[Collected data entries]
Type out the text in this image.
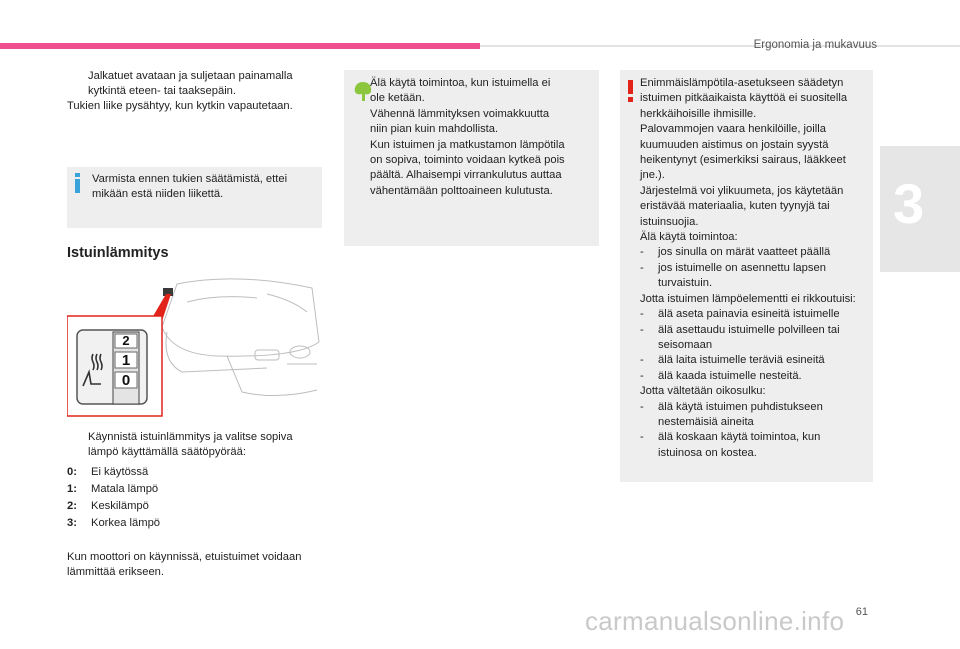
Ergonomia ja mukavuus
3
Jalkatuet avataan ja suljetaan painamalla
kytkintä eteen- tai taaksepäin.
Tukien liike pysähtyy, kun kytkin vapautetaan.
Varmista ennen tukien säätämistä, ettei
mikään estä niiden liikettä.
Istuinlämmitys
2
1
0
Käynnistä istuinlämmitys ja valitse sopiva
lämpö käyttämällä säätöpyörää:
0:	Ei käytössä
1:	Matala lämpö
2:	Keskilämpö
3:	Korkea lämpö
Kun moottori on käynnissä, etuistuimet voidaan
lämmittää erikseen.
Älä käytä toimintoa, kun istuimella ei
ole ketään.
Vähennä lämmityksen voimakkuutta
niin pian kuin mahdollista.
Kun istuimen ja matkustamon lämpötila
on sopiva, toiminto voidaan kytkeä pois
päältä. Alhaisempi virrankulutus auttaa
vähentämään polttoaineen kulutusta.
Enimmäislämpötila-asetukseen säädetyn
istuimen pitkäaikaista käyttöä ei suositella
herkkäihoisille ihmisille.
Palovammojen vaara henkilöille, joilla
kuumuuden aistimus on jostain syystä
heikentynyt (esimerkiksi sairaus, lääkkeet
jne.).
Järjestelmä voi ylikuumeta, jos käytetään
eristävää materiaalia, kuten tyynyjä tai
istuinsuojia.
Älä käytä toimintoa:
-	jos sinulla on märät vaatteet päällä
-	jos istuimelle on asennettu lapsen
turvaistuin.
Jotta istuimen lämpöelementti ei rikkoutuisi:
-	älä aseta painavia esineitä istuimelle
-	älä asettaudu istuimelle polvilleen tai
seisomaan
-	älä laita istuimelle teräviä esineitä
-	älä kaada istuimelle nesteitä.
Jotta vältetään oikosulku:
-	älä käytä istuimen puhdistukseen
nestemäisiä aineita
-	älä koskaan käytä toimintoa, kun
istuinosa on kostea.
61
carmanualsonline.info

→ **Exercise prompt**: From the entries above, copy every line that holds the word "käytä".

→ **Correct response**:
Älä käytä toimintoa, kun istuimella ei
Älä käytä toimintoa:
-	älä käytä istuimen puhdistukseen
-	älä koskaan käytä toimintoa, kun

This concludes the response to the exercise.